## Exercise description:
In the material below, list every line carrying the string "pozemku".

# start of Extracted data

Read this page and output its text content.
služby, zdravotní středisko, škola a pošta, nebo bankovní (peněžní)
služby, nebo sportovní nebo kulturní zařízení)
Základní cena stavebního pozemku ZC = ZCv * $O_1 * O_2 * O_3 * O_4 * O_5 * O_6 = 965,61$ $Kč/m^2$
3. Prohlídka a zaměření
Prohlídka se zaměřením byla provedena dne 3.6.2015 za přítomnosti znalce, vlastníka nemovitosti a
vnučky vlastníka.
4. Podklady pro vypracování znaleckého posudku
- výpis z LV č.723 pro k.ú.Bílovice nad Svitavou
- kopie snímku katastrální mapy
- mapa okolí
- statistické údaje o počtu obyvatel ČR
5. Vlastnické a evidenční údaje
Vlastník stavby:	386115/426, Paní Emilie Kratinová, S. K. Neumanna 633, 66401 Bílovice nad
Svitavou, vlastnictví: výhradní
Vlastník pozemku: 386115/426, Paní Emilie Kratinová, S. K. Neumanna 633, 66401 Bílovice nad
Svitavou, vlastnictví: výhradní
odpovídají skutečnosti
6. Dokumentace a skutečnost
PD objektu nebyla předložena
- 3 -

# end of Extracted data

## Finished answer:
Základní cena stavebního pozemku ZC = ZCv * $O_1 * O_2 * O_3 * O_4 * O_5 * O_6 = 965,61$ $Kč/m^2$
Vlastník pozemku: 386115/426, Paní Emilie Kratinová, S. K. Neumanna 633, 66401 Bílovice nad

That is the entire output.